The exercise:
Copy every line from the material below that holds "structures".
begin Records supplied
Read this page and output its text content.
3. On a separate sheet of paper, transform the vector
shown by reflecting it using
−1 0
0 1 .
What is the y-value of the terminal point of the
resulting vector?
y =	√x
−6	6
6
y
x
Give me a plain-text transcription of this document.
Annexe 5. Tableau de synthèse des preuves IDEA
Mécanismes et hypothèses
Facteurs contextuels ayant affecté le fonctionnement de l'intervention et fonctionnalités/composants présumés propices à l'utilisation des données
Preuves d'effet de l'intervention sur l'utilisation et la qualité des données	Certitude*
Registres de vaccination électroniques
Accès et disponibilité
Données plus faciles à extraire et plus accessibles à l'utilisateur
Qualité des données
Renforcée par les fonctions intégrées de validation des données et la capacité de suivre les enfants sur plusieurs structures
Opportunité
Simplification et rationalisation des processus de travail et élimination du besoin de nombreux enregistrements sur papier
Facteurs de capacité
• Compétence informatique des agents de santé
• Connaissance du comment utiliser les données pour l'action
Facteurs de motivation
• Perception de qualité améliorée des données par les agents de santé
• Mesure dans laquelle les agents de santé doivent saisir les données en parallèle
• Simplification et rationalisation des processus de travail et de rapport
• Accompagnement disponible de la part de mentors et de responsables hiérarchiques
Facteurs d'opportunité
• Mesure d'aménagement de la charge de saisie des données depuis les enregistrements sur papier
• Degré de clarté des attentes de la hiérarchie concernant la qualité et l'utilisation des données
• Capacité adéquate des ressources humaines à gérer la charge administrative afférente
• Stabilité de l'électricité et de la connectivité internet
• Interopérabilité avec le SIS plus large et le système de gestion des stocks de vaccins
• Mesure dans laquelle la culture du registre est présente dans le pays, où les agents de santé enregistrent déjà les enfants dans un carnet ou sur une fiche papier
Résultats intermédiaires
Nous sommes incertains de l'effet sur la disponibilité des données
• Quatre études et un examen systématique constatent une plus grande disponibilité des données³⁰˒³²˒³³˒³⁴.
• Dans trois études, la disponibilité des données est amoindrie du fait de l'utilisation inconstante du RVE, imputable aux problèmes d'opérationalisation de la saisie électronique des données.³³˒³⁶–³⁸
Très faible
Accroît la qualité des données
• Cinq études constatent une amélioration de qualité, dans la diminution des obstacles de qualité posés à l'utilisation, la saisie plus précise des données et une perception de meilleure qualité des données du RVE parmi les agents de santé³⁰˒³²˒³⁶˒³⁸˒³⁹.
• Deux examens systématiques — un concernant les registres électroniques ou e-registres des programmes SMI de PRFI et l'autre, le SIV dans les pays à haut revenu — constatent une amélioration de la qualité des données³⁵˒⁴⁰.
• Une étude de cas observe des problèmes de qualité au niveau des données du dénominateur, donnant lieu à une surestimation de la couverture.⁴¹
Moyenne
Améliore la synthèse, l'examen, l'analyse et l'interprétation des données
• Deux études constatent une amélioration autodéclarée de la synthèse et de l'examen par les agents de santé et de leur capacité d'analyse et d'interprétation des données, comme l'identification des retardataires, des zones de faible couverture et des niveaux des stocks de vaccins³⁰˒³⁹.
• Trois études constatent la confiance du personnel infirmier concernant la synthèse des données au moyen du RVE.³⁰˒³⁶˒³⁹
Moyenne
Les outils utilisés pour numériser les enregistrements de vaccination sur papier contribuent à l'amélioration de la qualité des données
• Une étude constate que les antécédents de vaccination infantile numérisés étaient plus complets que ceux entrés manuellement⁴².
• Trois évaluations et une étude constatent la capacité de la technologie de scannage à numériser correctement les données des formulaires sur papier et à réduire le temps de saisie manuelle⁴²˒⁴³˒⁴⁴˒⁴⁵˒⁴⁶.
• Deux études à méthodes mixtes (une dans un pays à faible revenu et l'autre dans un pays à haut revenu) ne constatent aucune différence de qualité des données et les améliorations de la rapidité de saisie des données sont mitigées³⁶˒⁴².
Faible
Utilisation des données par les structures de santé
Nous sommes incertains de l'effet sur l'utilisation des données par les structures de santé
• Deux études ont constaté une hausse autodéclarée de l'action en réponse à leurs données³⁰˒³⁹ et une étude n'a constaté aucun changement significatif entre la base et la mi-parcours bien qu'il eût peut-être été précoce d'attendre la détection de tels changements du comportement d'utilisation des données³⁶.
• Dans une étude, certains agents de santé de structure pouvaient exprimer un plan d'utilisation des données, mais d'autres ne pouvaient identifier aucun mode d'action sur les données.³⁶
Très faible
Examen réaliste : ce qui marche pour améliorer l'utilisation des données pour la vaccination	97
end Records supplied
Exercise answer:
Renforcée par les fonctions intégrées de validation des données et la capacité de suivre les enfants sur plusieurs structures
Utilisation des données par les structures de santé
Nous sommes incertains de l'effet sur l'utilisation des données par les structures de santé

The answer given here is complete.